TEXT:
━━━━━━━━━━━━━━━━

I've been trying to write this blog post for a year and a half.
This is what happens when you want to summarize your baby in a blog post. This is what happens when she defies summarization (as does any human, but she's sure proof of that truth).
Madeline woke up Saturday morning with a mind on fire. I love the way children do that. Certain naps, certain sleeps, seem to have perfectly prepared the brain to explode into activity. And Saturday morning she awoke (between Chris and I, as she has many, many days of her life) and spoke lucidly, as if she'd been awake for hours: "Mom. Mom. Why did God make mosquitos?"
Now all God-fearing Southerners (and I hear it's also true of a good number of Minnesotans) ask themselves this question regularly, and particularly at the onset of the warm months. It is a rite of passage, and it's a question that is particularly relevant in the early morning. You lie there, a little warmer than you would like, a little too lazy to toss the blanket off, suddenly realizing that you got bit the night before as you sat on the porch appreciating that winter was gone. And now you're too warm and too itchy and you're wondering why God allowed any of this to happen.

━━━━━━━━━━━━━━━━

PROBLEM TO SOLVE: Continue the blog post about Madeline above, picking up right after its final sentence.

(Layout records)
━━━━━━━━━━━━━━━━

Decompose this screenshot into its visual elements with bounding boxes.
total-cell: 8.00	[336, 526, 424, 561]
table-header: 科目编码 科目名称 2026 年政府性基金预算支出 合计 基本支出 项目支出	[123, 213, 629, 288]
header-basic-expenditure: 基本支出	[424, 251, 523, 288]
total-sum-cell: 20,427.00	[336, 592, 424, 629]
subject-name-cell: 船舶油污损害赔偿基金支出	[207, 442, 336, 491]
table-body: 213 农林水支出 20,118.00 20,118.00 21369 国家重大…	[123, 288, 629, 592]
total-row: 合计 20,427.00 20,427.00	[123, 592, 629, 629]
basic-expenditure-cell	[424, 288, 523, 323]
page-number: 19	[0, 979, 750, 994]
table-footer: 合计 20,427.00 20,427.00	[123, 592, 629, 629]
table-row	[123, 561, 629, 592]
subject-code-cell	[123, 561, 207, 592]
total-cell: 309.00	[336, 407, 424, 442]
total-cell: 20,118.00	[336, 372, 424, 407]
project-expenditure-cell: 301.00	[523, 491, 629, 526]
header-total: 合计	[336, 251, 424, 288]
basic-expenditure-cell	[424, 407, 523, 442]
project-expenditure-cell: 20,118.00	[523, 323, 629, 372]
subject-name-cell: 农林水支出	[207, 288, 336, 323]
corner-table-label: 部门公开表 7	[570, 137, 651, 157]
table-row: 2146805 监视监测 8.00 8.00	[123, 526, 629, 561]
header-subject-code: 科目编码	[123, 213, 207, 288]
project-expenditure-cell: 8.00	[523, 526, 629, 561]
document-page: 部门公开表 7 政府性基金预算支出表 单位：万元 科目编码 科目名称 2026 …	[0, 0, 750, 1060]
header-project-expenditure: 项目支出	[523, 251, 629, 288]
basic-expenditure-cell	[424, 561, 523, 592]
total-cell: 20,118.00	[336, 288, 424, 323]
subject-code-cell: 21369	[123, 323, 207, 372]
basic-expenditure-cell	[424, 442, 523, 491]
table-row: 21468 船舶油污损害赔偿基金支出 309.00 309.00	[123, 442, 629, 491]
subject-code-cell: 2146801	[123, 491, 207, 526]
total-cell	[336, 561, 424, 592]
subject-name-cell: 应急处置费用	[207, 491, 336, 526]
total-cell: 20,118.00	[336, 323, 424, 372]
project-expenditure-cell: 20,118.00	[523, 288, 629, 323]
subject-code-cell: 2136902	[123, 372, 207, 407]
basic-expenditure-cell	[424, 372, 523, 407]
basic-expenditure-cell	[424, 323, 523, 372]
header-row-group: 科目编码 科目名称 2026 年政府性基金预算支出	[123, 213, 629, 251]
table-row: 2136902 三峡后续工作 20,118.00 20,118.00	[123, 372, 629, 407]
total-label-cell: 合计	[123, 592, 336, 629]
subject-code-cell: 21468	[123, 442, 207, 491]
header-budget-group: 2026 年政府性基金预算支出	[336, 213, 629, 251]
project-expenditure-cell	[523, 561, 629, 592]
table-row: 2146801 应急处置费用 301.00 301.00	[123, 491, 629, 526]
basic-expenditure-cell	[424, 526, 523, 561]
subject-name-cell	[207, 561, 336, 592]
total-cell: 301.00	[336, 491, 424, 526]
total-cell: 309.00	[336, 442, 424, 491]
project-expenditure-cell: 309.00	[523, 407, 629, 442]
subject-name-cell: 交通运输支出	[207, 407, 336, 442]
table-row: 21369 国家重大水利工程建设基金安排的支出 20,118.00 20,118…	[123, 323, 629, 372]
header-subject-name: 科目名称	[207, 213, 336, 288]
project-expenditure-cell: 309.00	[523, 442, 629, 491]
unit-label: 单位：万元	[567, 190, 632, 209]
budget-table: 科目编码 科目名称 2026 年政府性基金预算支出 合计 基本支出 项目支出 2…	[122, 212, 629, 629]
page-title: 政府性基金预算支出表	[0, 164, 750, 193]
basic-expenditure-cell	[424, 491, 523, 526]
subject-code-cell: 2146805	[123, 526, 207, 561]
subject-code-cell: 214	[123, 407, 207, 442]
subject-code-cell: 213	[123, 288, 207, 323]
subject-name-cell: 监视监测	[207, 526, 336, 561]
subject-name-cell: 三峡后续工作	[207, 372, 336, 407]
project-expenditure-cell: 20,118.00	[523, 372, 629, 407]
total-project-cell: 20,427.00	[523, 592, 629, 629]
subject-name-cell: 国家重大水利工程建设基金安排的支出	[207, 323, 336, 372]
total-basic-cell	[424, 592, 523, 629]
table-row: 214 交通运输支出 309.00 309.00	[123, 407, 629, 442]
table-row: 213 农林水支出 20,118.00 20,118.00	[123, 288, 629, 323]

━━━━━━━━━━━━━━━━

REPLY TO THE EXERCISE:
Well, it was sin, clearly. Sin came into the world and with it: mosquitos. The evil little demon embodiments of sin and brokenness. So as I lay there, gathering my thoughts to explain this questionable theology to my six year old, she answered her own question. In the quiet she said this: "I think it was because we need to have pain, sometimes. Sometimes, we need to feel pain."
I wish I could tell you that I immediately got to the bottom of this; that I pursued her thinking and found the roots. But I was tired and bleary eyed, and instead I just tried not to cry. Because it's certainly no worse theology than mine, and it rings more true.
When I tell you what happened next, you'll think I'm stringing together stories into one memory, trying to make a saint of this child. Trust me that it's not true, and she's no saint. But the next thing she asked me for was the birthdate of the homeless man who regularly attends our church. She wanted to be sure we remembered Carl's birthday, as she thought it unlikely that others would.
"...unless you change and become like little children..."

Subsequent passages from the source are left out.